— BEGIN Extracted records —

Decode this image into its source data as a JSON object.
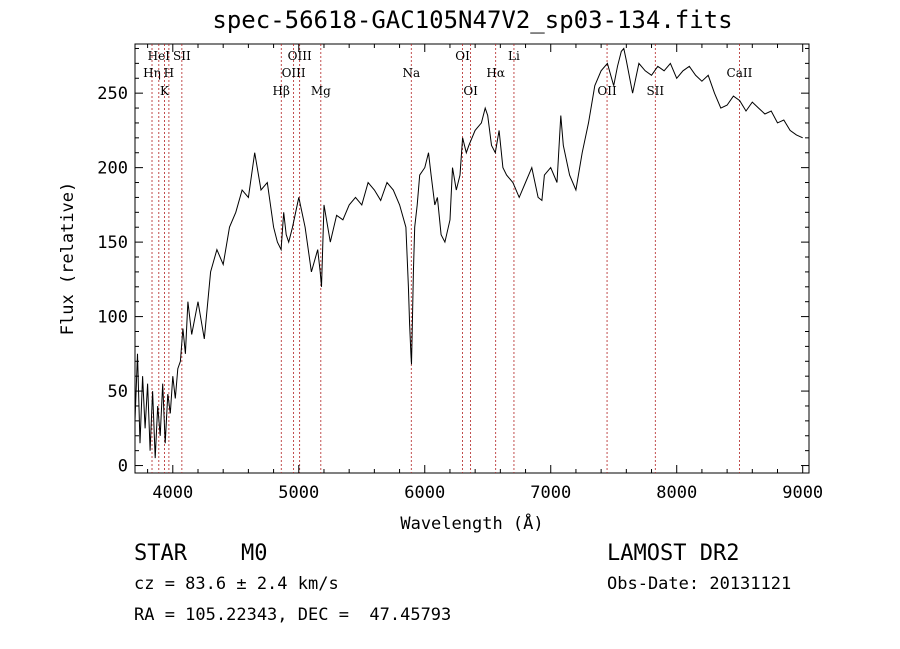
{
  "chart_data": {
    "type": "line",
    "title": "spec-56618-GAC105N47V2_sp03-134.fits",
    "xlabel": "Wavelength (Å)",
    "ylabel": "Flux (relative)",
    "xlim": [
      3700,
      9050
    ],
    "ylim": [
      -5,
      283
    ],
    "x_ticks": [
      4000,
      5000,
      6000,
      7000,
      8000,
      9000
    ],
    "y_ticks": [
      0,
      50,
      100,
      150,
      200,
      250
    ],
    "x_tick_labels": [
      "4000",
      "5000",
      "6000",
      "7000",
      "8000",
      "9000"
    ],
    "y_tick_labels": [
      "0",
      "50",
      "100",
      "150",
      "200",
      "250"
    ],
    "grid": false,
    "series": [
      {
        "color": "#000000",
        "x": [
          3700,
          3720,
          3740,
          3760,
          3780,
          3800,
          3820,
          3840,
          3860,
          3880,
          3900,
          3920,
          3940,
          3960,
          3980,
          4000,
          4020,
          4040,
          4060,
          4080,
          4100,
          4120,
          4150,
          4200,
          4250,
          4300,
          4350,
          4400,
          4450,
          4500,
          4550,
          4600,
          4650,
          4700,
          4750,
          4800,
          4830,
          4860,
          4880,
          4900,
          4920,
          4950,
          5000,
          5050,
          5100,
          5150,
          5170,
          5180,
          5200,
          5250,
          5300,
          5350,
          5400,
          5450,
          5500,
          5550,
          5600,
          5650,
          5700,
          5750,
          5800,
          5850,
          5870,
          5880,
          5890,
          5895,
          5900,
          5910,
          5920,
          5940,
          5960,
          6000,
          6030,
          6050,
          6080,
          6100,
          6130,
          6160,
          6200,
          6220,
          6250,
          6280,
          6300,
          6330,
          6350,
          6400,
          6450,
          6480,
          6500,
          6530,
          6560,
          6590,
          6620,
          6650,
          6700,
          6750,
          6800,
          6850,
          6900,
          6930,
          6950,
          7000,
          7050,
          7080,
          7100,
          7150,
          7200,
          7250,
          7300,
          7350,
          7400,
          7450,
          7500,
          7530,
          7560,
          7580,
          7600,
          7650,
          7700,
          7750,
          7800,
          7850,
          7900,
          7950,
          8000,
          8050,
          8100,
          8150,
          8200,
          8250,
          8300,
          8350,
          8400,
          8450,
          8500,
          8550,
          8600,
          8650,
          8700,
          8750,
          8800,
          8850,
          8900,
          8950,
          9000
        ],
        "y": [
          30,
          75,
          15,
          60,
          25,
          55,
          10,
          50,
          5,
          40,
          20,
          55,
          15,
          48,
          35,
          60,
          45,
          65,
          70,
          92,
          75,
          110,
          88,
          110,
          85,
          130,
          145,
          135,
          160,
          170,
          185,
          180,
          210,
          185,
          190,
          160,
          150,
          145,
          170,
          155,
          150,
          160,
          180,
          160,
          130,
          145,
          130,
          120,
          175,
          150,
          168,
          165,
          175,
          180,
          175,
          190,
          185,
          178,
          190,
          185,
          175,
          160,
          120,
          95,
          75,
          68,
          90,
          130,
          160,
          175,
          195,
          200,
          210,
          195,
          175,
          180,
          155,
          150,
          165,
          200,
          185,
          195,
          220,
          210,
          215,
          225,
          230,
          240,
          235,
          215,
          210,
          225,
          200,
          195,
          190,
          180,
          190,
          200,
          180,
          178,
          195,
          200,
          190,
          235,
          215,
          195,
          185,
          210,
          230,
          255,
          265,
          270,
          255,
          268,
          278,
          280,
          272,
          250,
          270,
          265,
          262,
          268,
          265,
          270,
          260,
          265,
          268,
          262,
          258,
          262,
          250,
          240,
          242,
          248,
          245,
          238,
          244,
          240,
          236,
          238,
          230,
          232,
          225,
          222,
          220
        ]
      }
    ],
    "lines": [
      {
        "x": 3835,
        "label": "Hη",
        "row": 2
      },
      {
        "x": 3889,
        "label": "HeI",
        "row": 1
      },
      {
        "x": 3934,
        "label": "K",
        "row": 3
      },
      {
        "x": 3969,
        "label": "H",
        "row": 2
      },
      {
        "x": 4072,
        "label": "SII",
        "row": 1
      },
      {
        "x": 4861,
        "label": "Hβ",
        "row": 3
      },
      {
        "x": 4959,
        "label": "OIII",
        "row": 2
      },
      {
        "x": 5007,
        "label": "OIII",
        "row": 1
      },
      {
        "x": 5175,
        "label": "Mg",
        "row": 3
      },
      {
        "x": 5893,
        "label": "Na",
        "row": 2
      },
      {
        "x": 6300,
        "label": "OI",
        "row": 1
      },
      {
        "x": 6364,
        "label": "OI",
        "row": 3
      },
      {
        "x": 6563,
        "label": "Hα",
        "row": 2
      },
      {
        "x": 6708,
        "label": "Li",
        "row": 1
      },
      {
        "x": 7447,
        "label": "OII",
        "row": 3
      },
      {
        "x": 7830,
        "label": "SII",
        "row": 3
      },
      {
        "x": 8498,
        "label": "CaII",
        "row": 2
      }
    ]
  },
  "info": {
    "object_type": "STAR",
    "subclass": "M0",
    "survey": "LAMOST DR2",
    "cz": "cz = 83.6 ± 2.4 km/s",
    "obs_date": "Obs-Date: 20131121",
    "coords": "RA = 105.22343, DEC =  47.45793"
  }
}
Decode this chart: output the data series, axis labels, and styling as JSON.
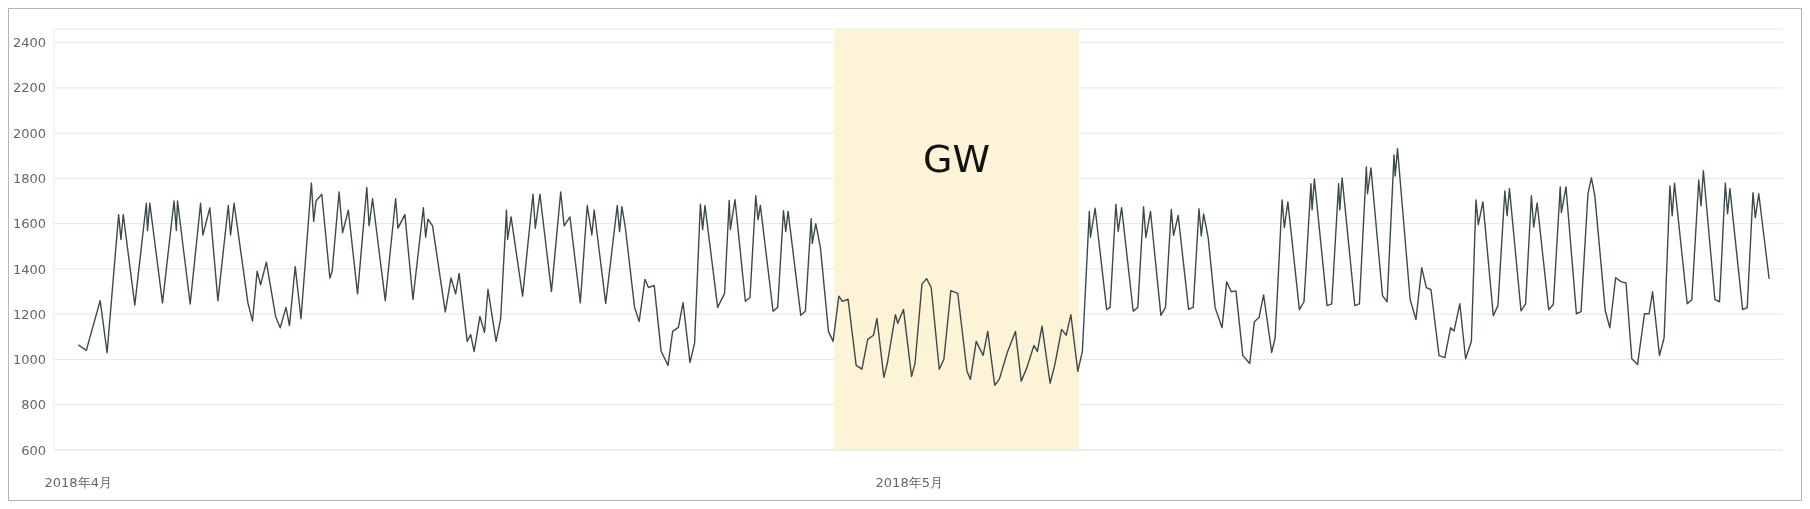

— END Extracted records —

## What the task requires
Where a line contains "JSON", copy that line.

## Correct result
Decode this image into its source data as a JSON object.
Decode this chart: output the data series, axis labels, and styling as JSON.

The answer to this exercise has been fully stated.